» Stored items
— BEGIN —

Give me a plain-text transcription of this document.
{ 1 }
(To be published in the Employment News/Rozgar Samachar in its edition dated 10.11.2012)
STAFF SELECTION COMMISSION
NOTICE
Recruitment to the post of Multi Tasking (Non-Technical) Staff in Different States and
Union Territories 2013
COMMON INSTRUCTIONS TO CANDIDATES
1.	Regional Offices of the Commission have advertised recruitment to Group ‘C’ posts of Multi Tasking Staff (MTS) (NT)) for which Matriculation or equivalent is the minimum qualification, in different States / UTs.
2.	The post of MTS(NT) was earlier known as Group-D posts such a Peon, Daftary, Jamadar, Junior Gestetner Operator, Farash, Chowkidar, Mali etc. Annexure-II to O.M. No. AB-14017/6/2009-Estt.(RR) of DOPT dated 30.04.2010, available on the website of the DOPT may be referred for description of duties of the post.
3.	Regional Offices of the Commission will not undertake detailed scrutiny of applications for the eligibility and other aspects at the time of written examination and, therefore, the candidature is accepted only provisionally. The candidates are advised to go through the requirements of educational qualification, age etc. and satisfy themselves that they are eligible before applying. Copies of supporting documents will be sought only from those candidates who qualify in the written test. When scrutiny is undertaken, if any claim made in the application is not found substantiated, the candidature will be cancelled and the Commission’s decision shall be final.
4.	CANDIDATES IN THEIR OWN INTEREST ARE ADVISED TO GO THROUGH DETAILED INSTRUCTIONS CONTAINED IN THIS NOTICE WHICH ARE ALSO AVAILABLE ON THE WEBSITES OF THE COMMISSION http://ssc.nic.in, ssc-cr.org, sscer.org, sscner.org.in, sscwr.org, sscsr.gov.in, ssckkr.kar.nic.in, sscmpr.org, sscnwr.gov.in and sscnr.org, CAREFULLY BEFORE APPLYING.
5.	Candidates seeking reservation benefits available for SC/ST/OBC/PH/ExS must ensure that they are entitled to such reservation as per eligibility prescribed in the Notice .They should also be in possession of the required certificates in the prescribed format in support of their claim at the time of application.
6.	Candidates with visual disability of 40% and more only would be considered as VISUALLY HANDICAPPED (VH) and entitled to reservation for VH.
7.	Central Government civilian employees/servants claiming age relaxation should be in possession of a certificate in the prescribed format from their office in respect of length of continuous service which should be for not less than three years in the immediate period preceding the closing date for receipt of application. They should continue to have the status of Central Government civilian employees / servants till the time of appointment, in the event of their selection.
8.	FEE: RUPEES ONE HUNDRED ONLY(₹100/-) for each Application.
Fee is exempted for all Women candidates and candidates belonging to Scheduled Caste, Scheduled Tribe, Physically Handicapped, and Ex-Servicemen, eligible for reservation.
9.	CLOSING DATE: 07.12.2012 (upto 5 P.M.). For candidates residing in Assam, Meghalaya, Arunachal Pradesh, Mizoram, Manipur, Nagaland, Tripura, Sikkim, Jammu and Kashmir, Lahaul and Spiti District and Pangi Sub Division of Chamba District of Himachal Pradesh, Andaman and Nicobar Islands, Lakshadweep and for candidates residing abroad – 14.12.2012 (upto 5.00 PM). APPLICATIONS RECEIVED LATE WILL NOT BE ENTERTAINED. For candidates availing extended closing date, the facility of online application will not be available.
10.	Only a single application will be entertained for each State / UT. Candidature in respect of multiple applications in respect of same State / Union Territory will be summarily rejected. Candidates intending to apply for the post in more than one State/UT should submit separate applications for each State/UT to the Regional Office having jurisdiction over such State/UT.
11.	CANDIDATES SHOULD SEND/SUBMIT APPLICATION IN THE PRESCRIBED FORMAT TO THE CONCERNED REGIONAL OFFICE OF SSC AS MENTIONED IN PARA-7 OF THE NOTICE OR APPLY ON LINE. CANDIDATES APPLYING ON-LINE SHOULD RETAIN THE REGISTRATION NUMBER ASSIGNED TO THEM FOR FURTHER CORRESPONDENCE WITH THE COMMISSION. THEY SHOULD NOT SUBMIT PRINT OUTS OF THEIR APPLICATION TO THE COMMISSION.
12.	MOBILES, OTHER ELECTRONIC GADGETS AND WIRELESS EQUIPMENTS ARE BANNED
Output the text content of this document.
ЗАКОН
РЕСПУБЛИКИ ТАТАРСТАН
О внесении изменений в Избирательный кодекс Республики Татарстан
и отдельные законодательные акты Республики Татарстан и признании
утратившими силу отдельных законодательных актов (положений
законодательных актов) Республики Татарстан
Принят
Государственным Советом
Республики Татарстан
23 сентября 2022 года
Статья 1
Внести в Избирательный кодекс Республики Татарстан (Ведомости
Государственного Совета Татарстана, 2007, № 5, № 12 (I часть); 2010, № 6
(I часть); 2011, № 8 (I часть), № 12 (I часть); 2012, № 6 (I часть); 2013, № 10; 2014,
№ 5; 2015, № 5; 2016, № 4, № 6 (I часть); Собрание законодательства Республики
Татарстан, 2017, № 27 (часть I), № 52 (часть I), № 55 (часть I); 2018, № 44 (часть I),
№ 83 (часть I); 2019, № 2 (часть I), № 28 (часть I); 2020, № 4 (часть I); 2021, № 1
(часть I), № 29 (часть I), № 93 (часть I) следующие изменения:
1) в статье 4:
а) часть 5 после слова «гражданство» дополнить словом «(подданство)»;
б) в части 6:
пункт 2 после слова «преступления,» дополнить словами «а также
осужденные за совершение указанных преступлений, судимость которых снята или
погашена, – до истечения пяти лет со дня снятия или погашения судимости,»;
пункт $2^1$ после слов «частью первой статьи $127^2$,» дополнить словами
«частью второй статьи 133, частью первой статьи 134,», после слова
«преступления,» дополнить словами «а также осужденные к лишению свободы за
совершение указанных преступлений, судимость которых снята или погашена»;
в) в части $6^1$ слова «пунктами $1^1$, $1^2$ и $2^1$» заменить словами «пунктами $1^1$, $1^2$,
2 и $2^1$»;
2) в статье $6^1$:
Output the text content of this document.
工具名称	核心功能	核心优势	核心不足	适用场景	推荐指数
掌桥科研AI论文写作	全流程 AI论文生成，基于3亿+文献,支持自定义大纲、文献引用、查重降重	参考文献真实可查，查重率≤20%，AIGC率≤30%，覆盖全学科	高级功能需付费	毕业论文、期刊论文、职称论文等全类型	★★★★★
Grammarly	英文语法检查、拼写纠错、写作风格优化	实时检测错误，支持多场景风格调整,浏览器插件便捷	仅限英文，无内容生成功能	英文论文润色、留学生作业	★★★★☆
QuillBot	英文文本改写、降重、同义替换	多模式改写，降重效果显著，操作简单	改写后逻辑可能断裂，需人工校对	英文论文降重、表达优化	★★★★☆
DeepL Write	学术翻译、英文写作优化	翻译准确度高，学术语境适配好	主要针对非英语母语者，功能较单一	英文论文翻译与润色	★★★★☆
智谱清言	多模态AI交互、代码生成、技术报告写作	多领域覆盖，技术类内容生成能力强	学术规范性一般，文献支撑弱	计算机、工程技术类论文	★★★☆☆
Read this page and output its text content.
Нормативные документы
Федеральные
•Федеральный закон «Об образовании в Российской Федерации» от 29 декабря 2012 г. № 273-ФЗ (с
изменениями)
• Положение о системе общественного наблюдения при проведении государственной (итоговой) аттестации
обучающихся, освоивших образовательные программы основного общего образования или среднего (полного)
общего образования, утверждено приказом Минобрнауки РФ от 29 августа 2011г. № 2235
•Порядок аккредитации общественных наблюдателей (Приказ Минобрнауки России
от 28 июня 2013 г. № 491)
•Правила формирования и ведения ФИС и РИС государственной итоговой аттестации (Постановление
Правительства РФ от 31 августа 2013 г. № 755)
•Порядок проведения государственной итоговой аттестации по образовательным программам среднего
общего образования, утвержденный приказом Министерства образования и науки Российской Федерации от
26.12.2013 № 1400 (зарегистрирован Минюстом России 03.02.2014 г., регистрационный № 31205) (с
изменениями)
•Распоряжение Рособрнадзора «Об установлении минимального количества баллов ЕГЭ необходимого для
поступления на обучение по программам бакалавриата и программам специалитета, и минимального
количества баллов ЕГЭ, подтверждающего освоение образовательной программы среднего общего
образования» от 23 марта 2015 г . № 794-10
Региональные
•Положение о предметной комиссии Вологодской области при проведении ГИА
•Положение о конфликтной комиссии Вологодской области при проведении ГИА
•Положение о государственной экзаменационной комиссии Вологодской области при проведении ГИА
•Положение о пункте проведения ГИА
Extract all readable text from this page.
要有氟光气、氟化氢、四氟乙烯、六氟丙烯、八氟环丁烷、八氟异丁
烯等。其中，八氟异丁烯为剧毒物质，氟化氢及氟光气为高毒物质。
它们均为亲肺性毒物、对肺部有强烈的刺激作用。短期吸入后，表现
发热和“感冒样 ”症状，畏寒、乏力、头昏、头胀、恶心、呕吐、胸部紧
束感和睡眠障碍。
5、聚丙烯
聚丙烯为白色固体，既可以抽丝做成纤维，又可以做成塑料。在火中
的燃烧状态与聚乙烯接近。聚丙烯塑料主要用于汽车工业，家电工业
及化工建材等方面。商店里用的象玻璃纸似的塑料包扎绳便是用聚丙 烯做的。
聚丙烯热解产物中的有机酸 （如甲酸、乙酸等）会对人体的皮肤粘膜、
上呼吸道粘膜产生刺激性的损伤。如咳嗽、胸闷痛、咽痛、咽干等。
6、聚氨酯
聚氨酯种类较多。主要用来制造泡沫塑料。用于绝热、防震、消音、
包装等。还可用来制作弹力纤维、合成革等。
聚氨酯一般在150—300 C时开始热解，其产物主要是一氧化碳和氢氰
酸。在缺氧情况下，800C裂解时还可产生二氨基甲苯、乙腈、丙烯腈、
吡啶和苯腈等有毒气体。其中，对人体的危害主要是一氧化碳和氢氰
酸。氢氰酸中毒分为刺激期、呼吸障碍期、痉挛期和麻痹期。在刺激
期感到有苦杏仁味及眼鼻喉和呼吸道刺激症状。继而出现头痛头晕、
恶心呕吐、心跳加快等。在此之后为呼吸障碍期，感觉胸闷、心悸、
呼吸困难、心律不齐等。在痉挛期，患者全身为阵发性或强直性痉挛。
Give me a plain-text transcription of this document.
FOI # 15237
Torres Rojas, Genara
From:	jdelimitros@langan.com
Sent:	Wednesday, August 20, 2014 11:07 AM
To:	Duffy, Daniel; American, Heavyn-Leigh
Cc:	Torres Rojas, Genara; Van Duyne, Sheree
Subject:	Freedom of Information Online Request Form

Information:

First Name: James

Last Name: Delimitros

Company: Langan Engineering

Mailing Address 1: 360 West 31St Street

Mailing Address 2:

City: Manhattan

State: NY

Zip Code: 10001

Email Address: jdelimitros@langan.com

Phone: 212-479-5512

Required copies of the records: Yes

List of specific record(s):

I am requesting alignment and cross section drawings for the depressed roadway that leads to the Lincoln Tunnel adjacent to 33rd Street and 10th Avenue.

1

— END —

» Task goal
In the entries above, find lines with "частью" and copy each.

» Completed exercise
пункт $2^1$ после слов «частью первой статьи $127^2$,» дополнить словами
«частью второй статьи 133, частью первой статьи 134,», после слова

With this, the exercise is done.